[Data items]
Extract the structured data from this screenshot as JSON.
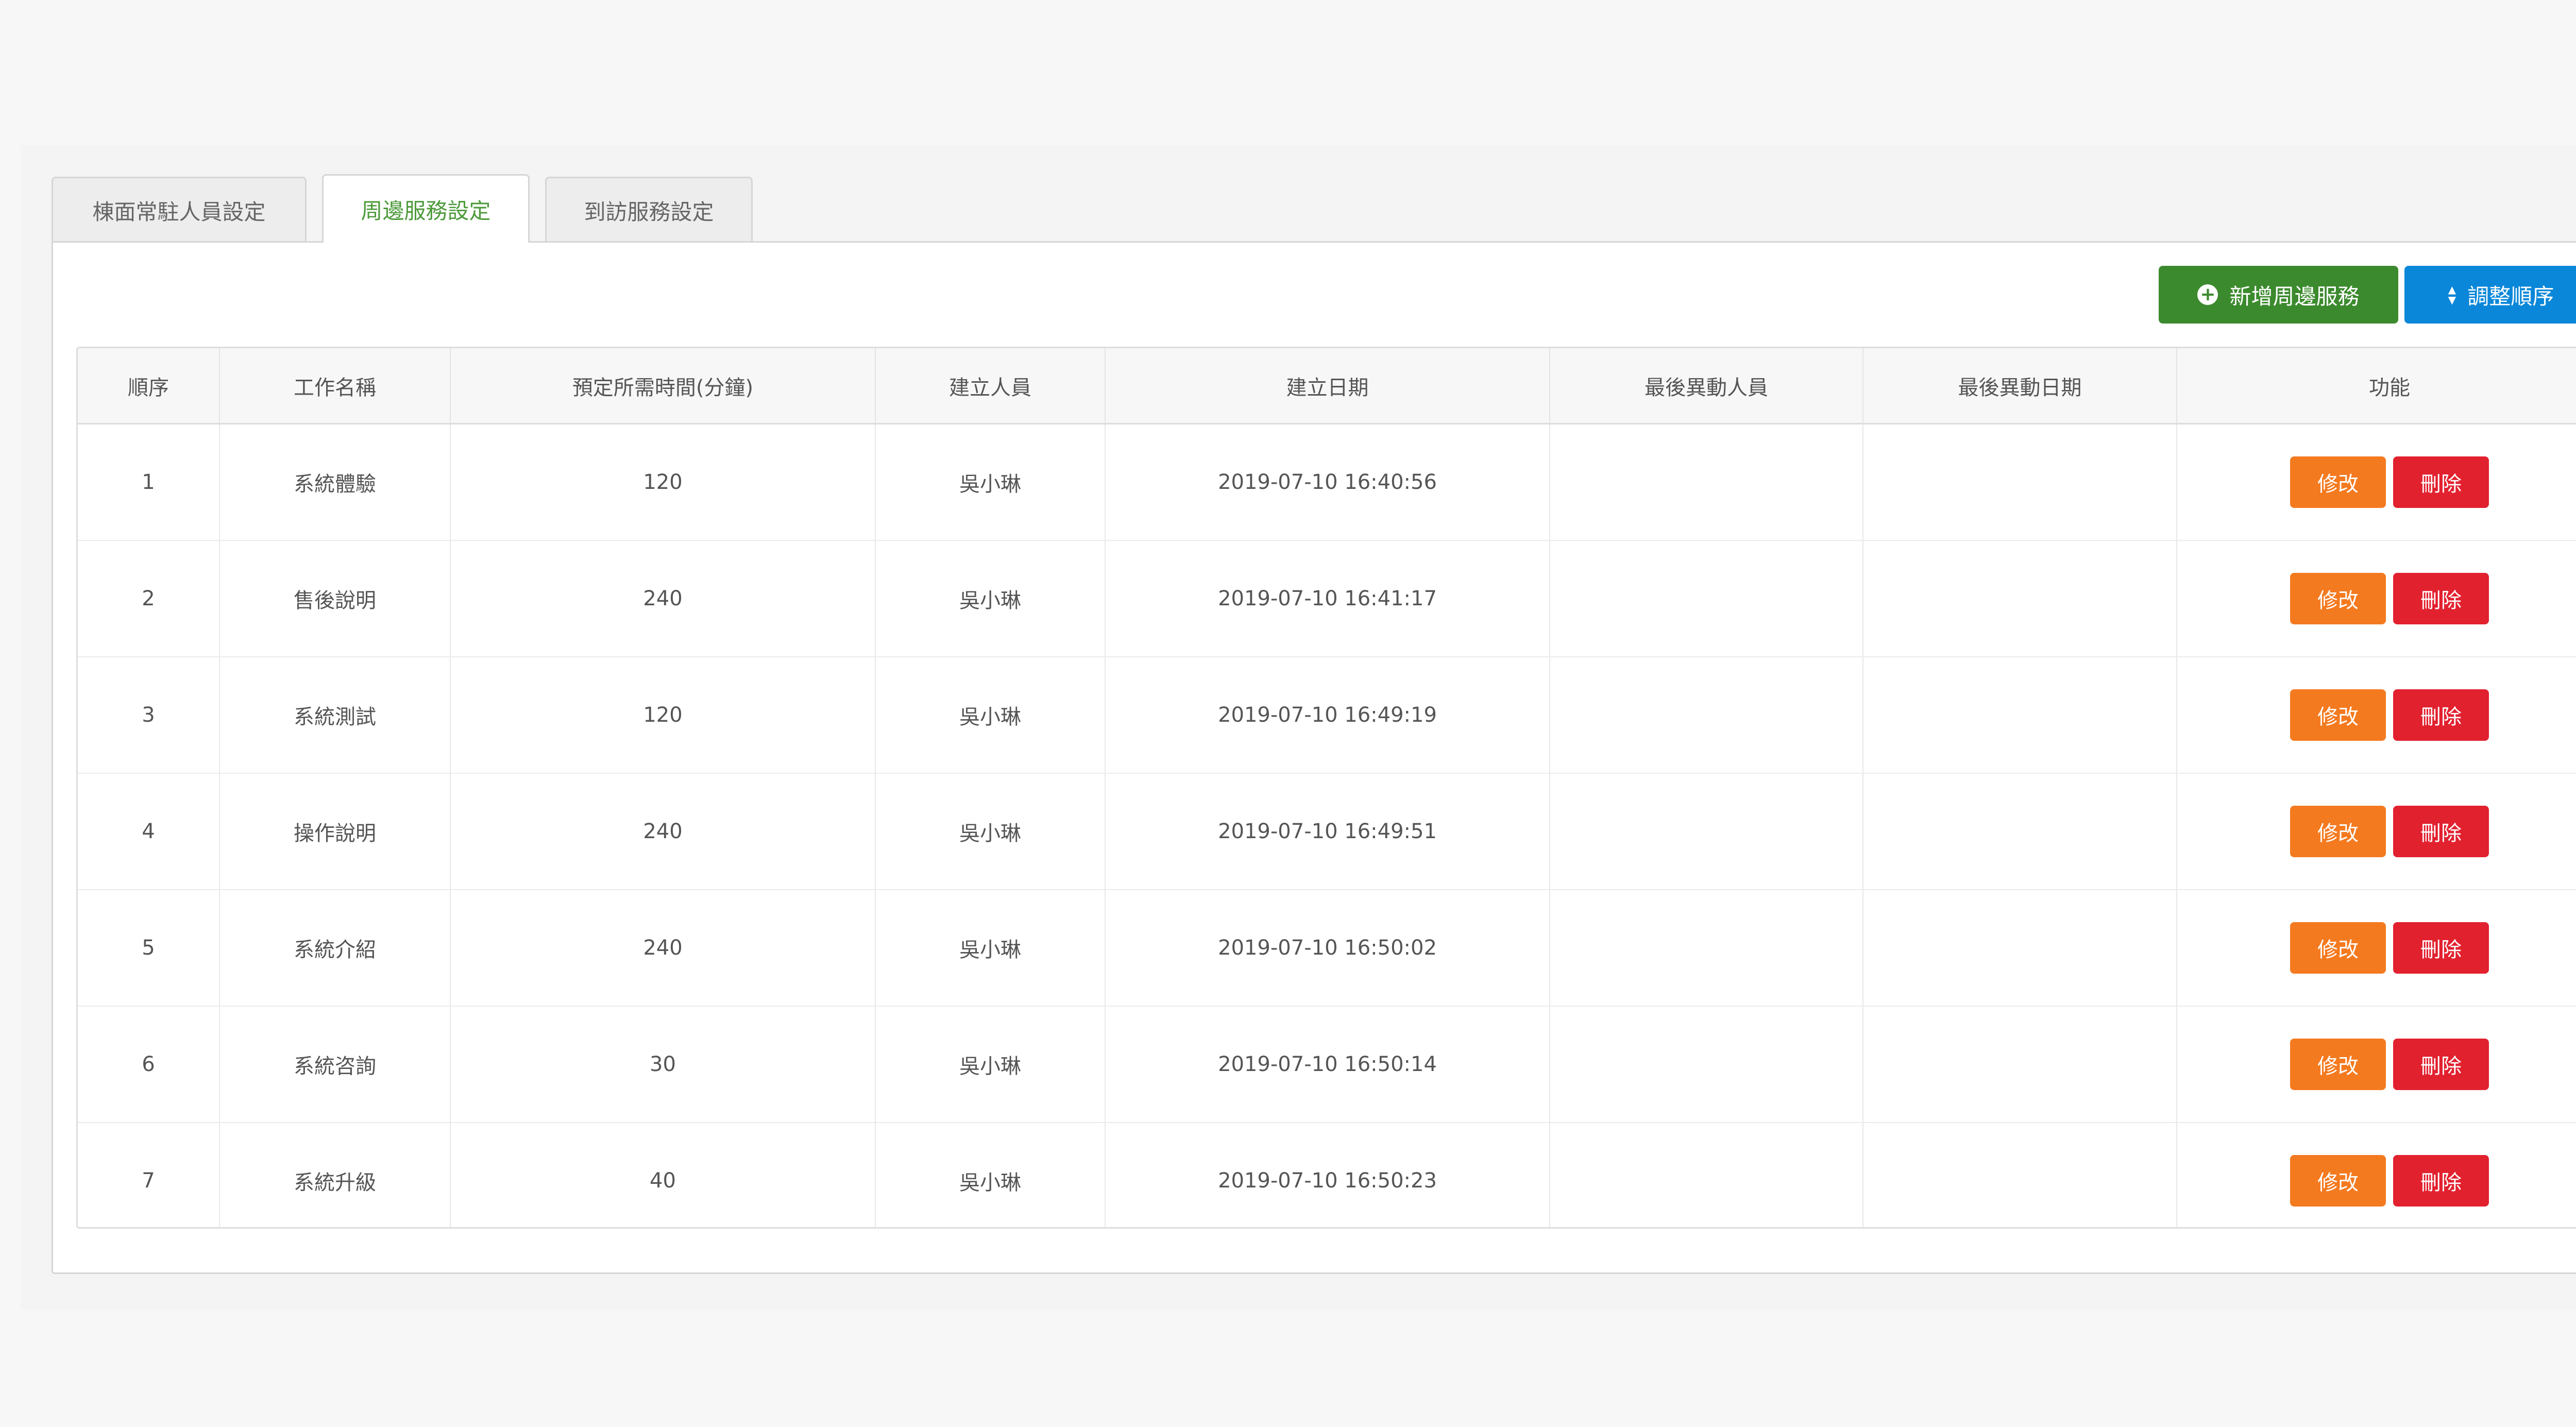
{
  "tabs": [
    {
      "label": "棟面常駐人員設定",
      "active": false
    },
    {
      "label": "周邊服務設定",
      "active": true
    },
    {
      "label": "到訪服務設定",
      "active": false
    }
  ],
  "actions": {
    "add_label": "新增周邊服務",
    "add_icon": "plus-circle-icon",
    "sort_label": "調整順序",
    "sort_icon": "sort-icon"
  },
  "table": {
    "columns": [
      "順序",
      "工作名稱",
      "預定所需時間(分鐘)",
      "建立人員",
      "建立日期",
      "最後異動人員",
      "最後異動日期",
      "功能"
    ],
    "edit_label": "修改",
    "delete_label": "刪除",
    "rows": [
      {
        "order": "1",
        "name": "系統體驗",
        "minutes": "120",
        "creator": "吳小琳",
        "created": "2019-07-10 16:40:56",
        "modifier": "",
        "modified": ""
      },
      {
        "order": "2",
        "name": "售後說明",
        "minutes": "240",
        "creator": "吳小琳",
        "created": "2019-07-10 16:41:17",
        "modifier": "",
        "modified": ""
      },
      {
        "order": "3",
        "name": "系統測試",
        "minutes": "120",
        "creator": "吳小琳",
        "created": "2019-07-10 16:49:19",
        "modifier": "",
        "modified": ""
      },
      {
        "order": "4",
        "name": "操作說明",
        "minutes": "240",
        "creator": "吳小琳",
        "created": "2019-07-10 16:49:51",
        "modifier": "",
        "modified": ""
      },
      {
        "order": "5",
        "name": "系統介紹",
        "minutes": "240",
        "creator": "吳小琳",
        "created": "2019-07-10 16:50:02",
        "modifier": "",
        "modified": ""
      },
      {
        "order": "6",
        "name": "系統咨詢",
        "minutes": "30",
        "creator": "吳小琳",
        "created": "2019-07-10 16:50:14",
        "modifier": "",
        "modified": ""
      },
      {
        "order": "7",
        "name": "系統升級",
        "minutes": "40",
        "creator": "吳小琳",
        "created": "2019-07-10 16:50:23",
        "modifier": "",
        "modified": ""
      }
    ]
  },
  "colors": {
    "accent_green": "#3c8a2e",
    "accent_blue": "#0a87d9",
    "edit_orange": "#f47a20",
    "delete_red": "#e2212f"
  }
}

**DIRECTIONS**
Retype the whole listing exactly and leave the pictures out.

**THE COMPLETED TASK**
Extract the structured data from this screenshot as JSON.
{
  "tabs": [
    {
      "label": "棟面常駐人員設定",
      "active": false
    },
    {
      "label": "周邊服務設定",
      "active": true
    },
    {
      "label": "到訪服務設定",
      "active": false
    }
  ],
  "actions": {
    "add_label": "新增周邊服務",
    "add_icon": "plus-circle-icon",
    "sort_label": "調整順序",
    "sort_icon": "sort-icon"
  },
  "table": {
    "columns": [
      "順序",
      "工作名稱",
      "預定所需時間(分鐘)",
      "建立人員",
      "建立日期",
      "最後異動人員",
      "最後異動日期",
      "功能"
    ],
    "edit_label": "修改",
    "delete_label": "刪除",
    "rows": [
      {
        "order": "1",
        "name": "系統體驗",
        "minutes": "120",
        "creator": "吳小琳",
        "created": "2019-07-10 16:40:56",
        "modifier": "",
        "modified": ""
      },
      {
        "order": "2",
        "name": "售後說明",
        "minutes": "240",
        "creator": "吳小琳",
        "created": "2019-07-10 16:41:17",
        "modifier": "",
        "modified": ""
      },
      {
        "order": "3",
        "name": "系統測試",
        "minutes": "120",
        "creator": "吳小琳",
        "created": "2019-07-10 16:49:19",
        "modifier": "",
        "modified": ""
      },
      {
        "order": "4",
        "name": "操作說明",
        "minutes": "240",
        "creator": "吳小琳",
        "created": "2019-07-10 16:49:51",
        "modifier": "",
        "modified": ""
      },
      {
        "order": "5",
        "name": "系統介紹",
        "minutes": "240",
        "creator": "吳小琳",
        "created": "2019-07-10 16:50:02",
        "modifier": "",
        "modified": ""
      },
      {
        "order": "6",
        "name": "系統咨詢",
        "minutes": "30",
        "creator": "吳小琳",
        "created": "2019-07-10 16:50:14",
        "modifier": "",
        "modified": ""
      },
      {
        "order": "7",
        "name": "系統升級",
        "minutes": "40",
        "creator": "吳小琳",
        "created": "2019-07-10 16:50:23",
        "modifier": "",
        "modified": ""
      }
    ]
  },
  "colors": {
    "accent_green": "#3c8a2e",
    "accent_blue": "#0a87d9",
    "edit_orange": "#f47a20",
    "delete_red": "#e2212f"
  }
}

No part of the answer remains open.